[Data items]
★ ★ ★

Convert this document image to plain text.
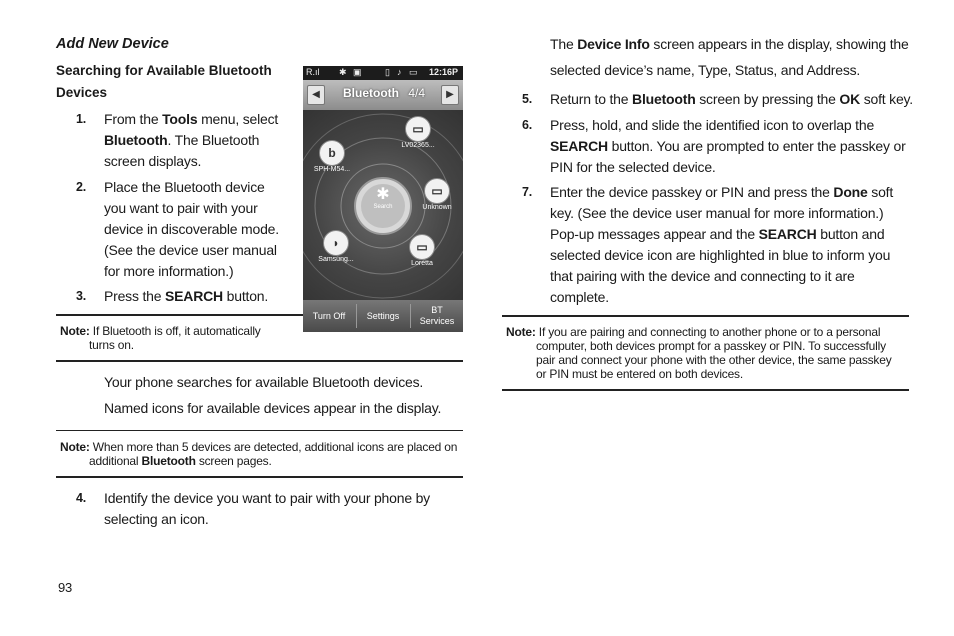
Add New Device
Searching for Available Bluetooth
Devices
1. From the Tools menu, select
Bluetooth. The Bluetooth
screen displays.
2. Place the Bluetooth device
you want to pair with your
device in discoverable mode.
(See the device user manual
for more information.)
3. Press the SEARCH button.
Note: If Bluetooth is off, it automatically
turns on.
Your phone searches for available Bluetooth devices.
Named icons for available devices appear in the display.
Note: When more than 5 devices are detected, additional icons are placed on
additional Bluetooth screen pages.
4. Identify the device you want to pair with your phone by
selecting an icon.
93
R.ıl ✱ ▣	▯ ♪ ▭ 12:16P
◀	Bluetooth 4/4	▶
✱
Search
▭
LV02365...
b
SPH-M54...
▭
Unknown
◗
Samsung...
▭
Loretta
Turn Off	Settings
BT
Services
The Device Info screen appears in the display, showing the
selected device’s name, Type, Status, and Address.
5. Return to the Bluetooth screen by pressing the OK soft key.
6. Press, hold, and slide the identified icon to overlap the
SEARCH button. You are prompted to enter the passkey or
PIN for the selected device.
7. Enter the device passkey or PIN and press the Done soft
key. (See the device user manual for more information.)
Pop-up messages appear and the SEARCH button and
selected device icon are highlighted in blue to inform you
that pairing with the device and connecting to it are
complete.
Note: If you are pairing and connecting to another phone or to a personal
computer, both devices prompt for a passkey or PIN. To successfully
pair and connect your phone with the other device, the same passkey
or PIN must be entered on both devices.
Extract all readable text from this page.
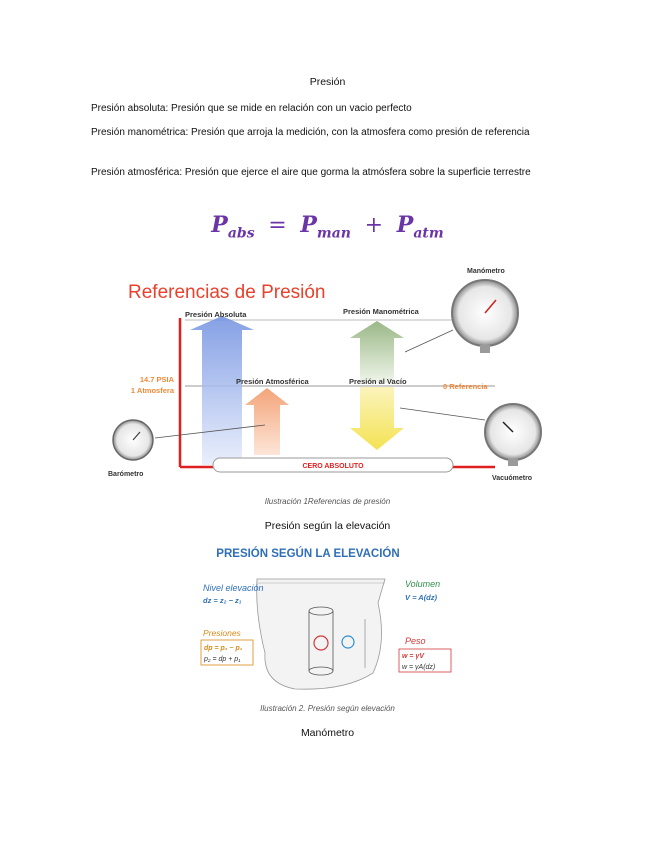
Presión
Presión absoluta: Presión que se mide en relación con un vacio perfecto
Presión manométrica: Presión que arroja la medición, con la atmosfera como presión de referencia
Presión atmosférica: Presión que ejerce el aire que gorma la atmósfera sobre la superficie terrestre
$P_{abs} = P_{man} + P_{atm}$
Referencias de Presión
Presión Absoluta	Presión Manométrica
Presión Atmosférica	Presión al Vacío
14.7 PSIA
1 Atmosfera	0 Referencia
CERO ABSOLUTO
Manómetro
Barómetro
Vacuómetro
Ilustración 1Referencias de presión
Presión según la elevación
PRESIÓN SEGÚN LA ELEVACIÓN
Nivel elevación
dz = z₂ − z₁
Presiones
dp = p₂ − p₁
p₂ = dp + p₁
Volumen
V = A(dz)
Peso
w = γV
w = γA(dz)
Ilustración 2. Presión según elevación
Manómetro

★ ★ ★

PROBLEM TO SOLVE: Take the records above from the line with "Extract all readable text from this page." down to their last line and please copy those lines exactly, without the pictures.

SOLUTION TO THE PROBLEM:
Extract all readable text from this page.
Presión
Presión absoluta: Presión que se mide en relación con un vacio perfecto
Presión manométrica: Presión que arroja la medición, con la atmosfera como presión de referencia
Presión atmosférica: Presión que ejerce el aire que gorma la atmósfera sobre la superficie terrestre
$P_{abs} = P_{man} + P_{atm}$
Referencias de Presión
Presión Absoluta	Presión Manométrica
Presión Atmosférica	Presión al Vacío
14.7 PSIA
1 Atmosfera	0 Referencia
CERO ABSOLUTO
Manómetro
Barómetro
Vacuómetro
Ilustración 1Referencias de presión
Presión según la elevación
PRESIÓN SEGÚN LA ELEVACIÓN
Nivel elevación
dz = z₂ − z₁
Presiones
dp = p₂ − p₁
p₂ = dp + p₁
Volumen
V = A(dz)
Peso
w = γV
w = γA(dz)
Ilustración 2. Presión según elevación
Manómetro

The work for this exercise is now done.